Instruction
Write out the data again exactly, skipping every picture.

Figure dataset records:
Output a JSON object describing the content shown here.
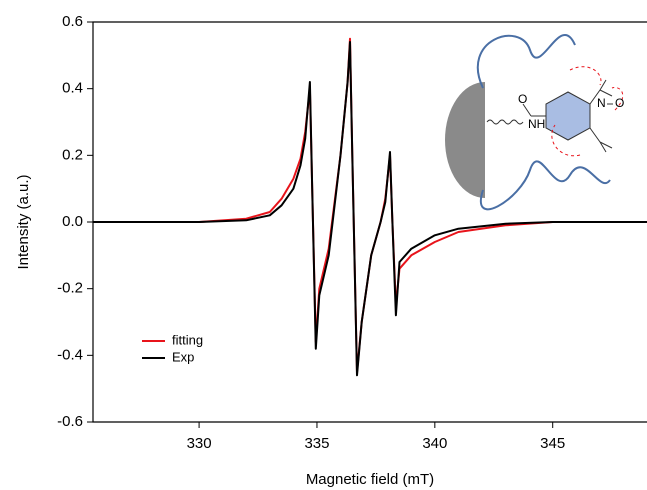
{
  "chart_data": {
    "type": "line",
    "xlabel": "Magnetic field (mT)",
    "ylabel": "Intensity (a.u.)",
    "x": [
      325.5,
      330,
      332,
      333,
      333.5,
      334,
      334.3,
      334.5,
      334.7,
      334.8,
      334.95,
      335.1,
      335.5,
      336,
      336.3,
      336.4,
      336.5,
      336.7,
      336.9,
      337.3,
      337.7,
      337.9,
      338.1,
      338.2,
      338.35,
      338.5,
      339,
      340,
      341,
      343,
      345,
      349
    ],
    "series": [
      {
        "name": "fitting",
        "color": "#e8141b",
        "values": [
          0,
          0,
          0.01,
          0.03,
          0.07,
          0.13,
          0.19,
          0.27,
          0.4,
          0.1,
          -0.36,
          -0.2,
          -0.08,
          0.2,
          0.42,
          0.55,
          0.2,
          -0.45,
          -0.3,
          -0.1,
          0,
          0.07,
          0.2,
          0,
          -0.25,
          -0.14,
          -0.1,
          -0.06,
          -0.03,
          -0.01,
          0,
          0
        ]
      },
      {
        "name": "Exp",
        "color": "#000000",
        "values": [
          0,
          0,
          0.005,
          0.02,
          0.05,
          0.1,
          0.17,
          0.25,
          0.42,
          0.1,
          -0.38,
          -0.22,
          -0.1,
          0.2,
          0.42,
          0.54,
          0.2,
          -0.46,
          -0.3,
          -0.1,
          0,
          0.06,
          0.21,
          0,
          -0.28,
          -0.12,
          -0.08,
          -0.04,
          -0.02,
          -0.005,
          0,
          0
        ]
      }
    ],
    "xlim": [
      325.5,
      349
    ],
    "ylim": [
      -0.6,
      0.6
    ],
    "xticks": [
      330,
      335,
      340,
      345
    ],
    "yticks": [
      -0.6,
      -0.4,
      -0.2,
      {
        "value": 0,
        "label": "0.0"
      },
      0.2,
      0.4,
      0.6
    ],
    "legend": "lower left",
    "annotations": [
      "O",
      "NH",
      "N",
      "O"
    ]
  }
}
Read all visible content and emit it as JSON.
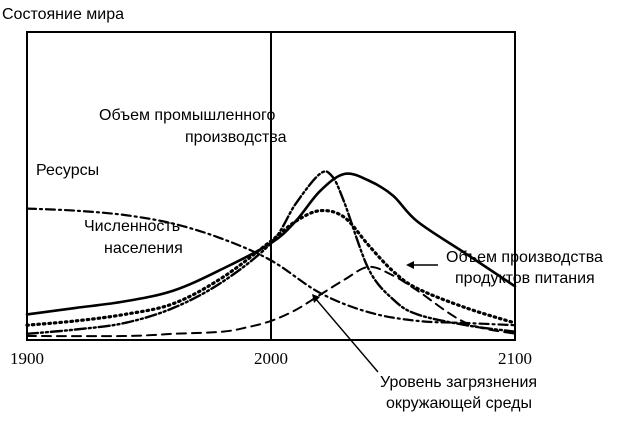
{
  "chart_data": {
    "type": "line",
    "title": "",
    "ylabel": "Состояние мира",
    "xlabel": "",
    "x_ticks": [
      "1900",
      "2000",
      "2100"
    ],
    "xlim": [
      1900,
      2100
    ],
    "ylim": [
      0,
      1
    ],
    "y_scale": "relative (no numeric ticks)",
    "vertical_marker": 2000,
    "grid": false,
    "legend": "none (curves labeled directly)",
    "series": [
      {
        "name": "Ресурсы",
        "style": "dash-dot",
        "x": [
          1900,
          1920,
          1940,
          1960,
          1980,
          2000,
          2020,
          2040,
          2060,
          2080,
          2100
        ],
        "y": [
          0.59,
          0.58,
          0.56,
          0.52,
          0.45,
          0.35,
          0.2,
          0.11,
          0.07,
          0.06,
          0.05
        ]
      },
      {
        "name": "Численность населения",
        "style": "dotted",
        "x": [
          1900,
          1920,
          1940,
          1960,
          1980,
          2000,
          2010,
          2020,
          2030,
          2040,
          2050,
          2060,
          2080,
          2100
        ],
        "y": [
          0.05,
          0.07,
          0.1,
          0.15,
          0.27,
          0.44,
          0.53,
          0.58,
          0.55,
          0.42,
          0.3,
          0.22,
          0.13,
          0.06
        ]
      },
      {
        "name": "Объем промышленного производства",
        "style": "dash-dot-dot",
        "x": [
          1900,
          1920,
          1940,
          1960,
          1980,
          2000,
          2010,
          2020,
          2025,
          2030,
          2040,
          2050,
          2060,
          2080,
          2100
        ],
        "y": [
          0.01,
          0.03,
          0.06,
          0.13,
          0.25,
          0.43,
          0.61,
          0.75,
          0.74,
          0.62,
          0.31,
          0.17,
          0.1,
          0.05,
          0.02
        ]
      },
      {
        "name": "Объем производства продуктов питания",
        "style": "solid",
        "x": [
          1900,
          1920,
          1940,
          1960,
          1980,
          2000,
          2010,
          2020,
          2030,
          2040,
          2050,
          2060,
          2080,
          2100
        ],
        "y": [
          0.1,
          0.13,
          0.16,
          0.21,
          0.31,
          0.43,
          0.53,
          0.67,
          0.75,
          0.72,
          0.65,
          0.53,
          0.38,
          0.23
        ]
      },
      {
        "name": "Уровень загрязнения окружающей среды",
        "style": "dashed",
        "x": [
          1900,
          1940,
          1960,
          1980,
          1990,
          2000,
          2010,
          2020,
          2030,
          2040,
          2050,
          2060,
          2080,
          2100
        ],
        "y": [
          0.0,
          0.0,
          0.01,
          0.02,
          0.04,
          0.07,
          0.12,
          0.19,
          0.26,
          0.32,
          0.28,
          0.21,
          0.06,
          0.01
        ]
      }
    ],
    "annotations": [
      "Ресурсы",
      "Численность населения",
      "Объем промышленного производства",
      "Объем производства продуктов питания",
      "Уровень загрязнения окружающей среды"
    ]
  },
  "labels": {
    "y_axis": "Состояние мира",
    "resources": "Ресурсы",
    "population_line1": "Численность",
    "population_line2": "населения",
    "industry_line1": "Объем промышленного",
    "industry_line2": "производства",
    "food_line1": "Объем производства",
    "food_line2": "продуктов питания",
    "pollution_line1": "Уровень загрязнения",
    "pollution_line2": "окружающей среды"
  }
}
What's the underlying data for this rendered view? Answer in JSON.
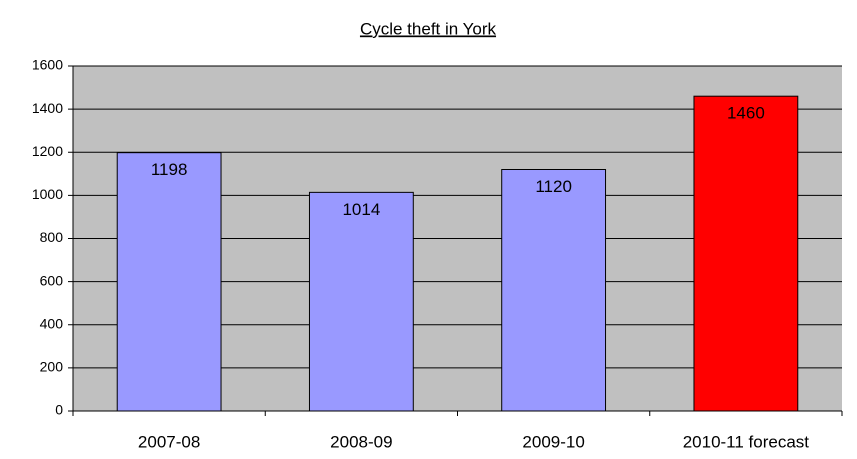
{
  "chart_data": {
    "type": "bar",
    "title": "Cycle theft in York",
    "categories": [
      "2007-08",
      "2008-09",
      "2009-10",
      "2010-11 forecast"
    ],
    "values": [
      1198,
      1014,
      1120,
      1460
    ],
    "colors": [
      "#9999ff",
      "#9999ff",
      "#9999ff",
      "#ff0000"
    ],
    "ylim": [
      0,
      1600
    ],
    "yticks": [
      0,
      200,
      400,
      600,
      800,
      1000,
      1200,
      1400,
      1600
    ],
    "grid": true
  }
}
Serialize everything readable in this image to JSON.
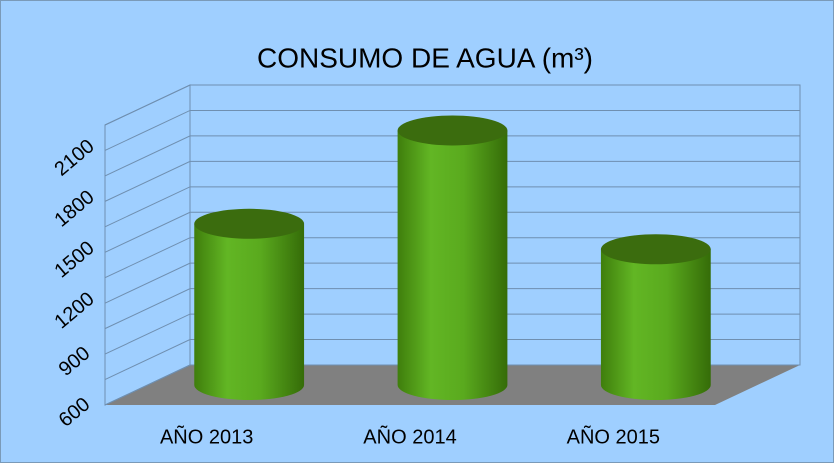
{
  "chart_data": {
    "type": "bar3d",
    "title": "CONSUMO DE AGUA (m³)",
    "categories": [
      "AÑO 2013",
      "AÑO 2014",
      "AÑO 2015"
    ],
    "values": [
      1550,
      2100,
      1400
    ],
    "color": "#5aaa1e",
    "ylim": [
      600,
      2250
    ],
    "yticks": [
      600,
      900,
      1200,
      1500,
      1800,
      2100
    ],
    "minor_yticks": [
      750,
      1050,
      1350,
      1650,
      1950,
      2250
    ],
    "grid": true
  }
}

Result of this exercise
Output a JSON object describing the content shown here.
{
  "chart_data": {
    "type": "line",
    "xlabel": "Magnetic field (mT)",
    "ylabel": "Intensity (a.u.)",
    "x": [
      325.5,
      330,
      332,
      333,
      333.5,
      334,
      334.3,
      334.5,
      334.7,
      334.8,
      334.95,
      335.1,
      335.5,
      336,
      336.3,
      336.4,
      336.5,
      336.7,
      336.9,
      337.3,
      337.7,
      337.9,
      338.1,
      338.2,
      338.35,
      338.5,
      339,
      340,
      341,
      343,
      345,
      349
    ],
    "series": [
      {
        "name": "fitting",
        "color": "#e8141b",
        "values": [
          0,
          0,
          0.01,
          0.03,
          0.07,
          0.13,
          0.19,
          0.27,
          0.4,
          0.1,
          -0.36,
          -0.2,
          -0.08,
          0.2,
          0.42,
          0.55,
          0.2,
          -0.45,
          -0.3,
          -0.1,
          0,
          0.07,
          0.2,
          0,
          -0.25,
          -0.14,
          -0.1,
          -0.06,
          -0.03,
          -0.01,
          0,
          0
        ]
      },
      {
        "name": "Exp",
        "color": "#000000",
        "values": [
          0,
          0,
          0.005,
          0.02,
          0.05,
          0.1,
          0.17,
          0.25,
          0.42,
          0.1,
          -0.38,
          -0.22,
          -0.1,
          0.2,
          0.42,
          0.54,
          0.2,
          -0.46,
          -0.3,
          -0.1,
          0,
          0.06,
          0.21,
          0,
          -0.28,
          -0.12,
          -0.08,
          -0.04,
          -0.02,
          -0.005,
          0,
          0
        ]
      }
    ],
    "xlim": [
      325.5,
      349
    ],
    "ylim": [
      -0.6,
      0.6
    ],
    "xticks": [
      330,
      335,
      340,
      345
    ],
    "yticks": [
      -0.6,
      -0.4,
      -0.2,
      {
        "value": 0,
        "label": "0.0"
      },
      0.2,
      0.4,
      0.6
    ],
    "legend": "lower left",
    "annotations": [
      "O",
      "NH",
      "N",
      "O"
    ]
  }
}
Read all visible content and emit it as JSON.
{
  "chart_data": {
    "type": "line",
    "title": "",
    "ylabel": "Состояние мира",
    "xlabel": "",
    "x_ticks": [
      "1900",
      "2000",
      "2100"
    ],
    "xlim": [
      1900,
      2100
    ],
    "ylim": [
      0,
      1
    ],
    "y_scale": "relative (no numeric ticks)",
    "vertical_marker": 2000,
    "grid": false,
    "legend": "none (curves labeled directly)",
    "series": [
      {
        "name": "Ресурсы",
        "style": "dash-dot",
        "x": [
          1900,
          1920,
          1940,
          1960,
          1980,
          2000,
          2020,
          2040,
          2060,
          2080,
          2100
        ],
        "y": [
          0.59,
          0.58,
          0.56,
          0.52,
          0.45,
          0.35,
          0.2,
          0.11,
          0.07,
          0.06,
          0.05
        ]
      },
      {
        "name": "Численность населения",
        "style": "dotted",
        "x": [
          1900,
          1920,
          1940,
          1960,
          1980,
          2000,
          2010,
          2020,
          2030,
          2040,
          2050,
          2060,
          2080,
          2100
        ],
        "y": [
          0.05,
          0.07,
          0.1,
          0.15,
          0.27,
          0.44,
          0.53,
          0.58,
          0.55,
          0.42,
          0.3,
          0.22,
          0.13,
          0.06
        ]
      },
      {
        "name": "Объем промышленного производства",
        "style": "dash-dot-dot",
        "x": [
          1900,
          1920,
          1940,
          1960,
          1980,
          2000,
          2010,
          2020,
          2025,
          2030,
          2040,
          2050,
          2060,
          2080,
          2100
        ],
        "y": [
          0.01,
          0.03,
          0.06,
          0.13,
          0.25,
          0.43,
          0.61,
          0.75,
          0.74,
          0.62,
          0.31,
          0.17,
          0.1,
          0.05,
          0.02
        ]
      },
      {
        "name": "Объем производства продуктов питания",
        "style": "solid",
        "x": [
          1900,
          1920,
          1940,
          1960,
          1980,
          2000,
          2010,
          2020,
          2030,
          2040,
          2050,
          2060,
          2080,
          2100
        ],
        "y": [
          0.1,
          0.13,
          0.16,
          0.21,
          0.31,
          0.43,
          0.53,
          0.67,
          0.75,
          0.72,
          0.65,
          0.53,
          0.38,
          0.23
        ]
      },
      {
        "name": "Уровень загрязнения окружающей среды",
        "style": "dashed",
        "x": [
          1900,
          1940,
          1960,
          1980,
          1990,
          2000,
          2010,
          2020,
          2030,
          2040,
          2050,
          2060,
          2080,
          2100
        ],
        "y": [
          0.0,
          0.0,
          0.01,
          0.02,
          0.04,
          0.07,
          0.12,
          0.19,
          0.26,
          0.32,
          0.28,
          0.21,
          0.06,
          0.01
        ]
      }
    ],
    "annotations": [
      "Ресурсы",
      "Численность населения",
      "Объем промышленного производства",
      "Объем производства продуктов питания",
      "Уровень загрязнения окружающей среды"
    ]
  },
  "labels": {
    "y_axis": "Состояние мира",
    "resources": "Ресурсы",
    "population_line1": "Численность",
    "population_line2": "населения",
    "industry_line1": "Объем промышленного",
    "industry_line2": "производства",
    "food_line1": "Объем производства",
    "food_line2": "продуктов питания",
    "pollution_line1": "Уровень загрязнения",
    "pollution_line2": "окружающей среды"
  }
}
What's the underlying data for this rendered view? Answer in JSON.
{
  "chart_data": {
    "type": "bar",
    "title": "Cycle theft in York",
    "categories": [
      "2007-08",
      "2008-09",
      "2009-10",
      "2010-11 forecast"
    ],
    "values": [
      1198,
      1014,
      1120,
      1460
    ],
    "colors": [
      "#9999ff",
      "#9999ff",
      "#9999ff",
      "#ff0000"
    ],
    "ylim": [
      0,
      1600
    ],
    "yticks": [
      0,
      200,
      400,
      600,
      800,
      1000,
      1200,
      1400,
      1600
    ],
    "grid": true
  }
}
Serialize everything readable in this image to JSON.
{
  "chart_data": {
    "type": "bar3d",
    "title": "CONSUMO DE AGUA (m³)",
    "categories": [
      "AÑO 2013",
      "AÑO 2014",
      "AÑO 2015"
    ],
    "values": [
      1550,
      2100,
      1400
    ],
    "color": "#5aaa1e",
    "ylim": [
      600,
      2250
    ],
    "yticks": [
      600,
      900,
      1200,
      1500,
      1800,
      2100
    ],
    "minor_yticks": [
      750,
      1050,
      1350,
      1650,
      1950,
      2250
    ],
    "grid": true
  }
}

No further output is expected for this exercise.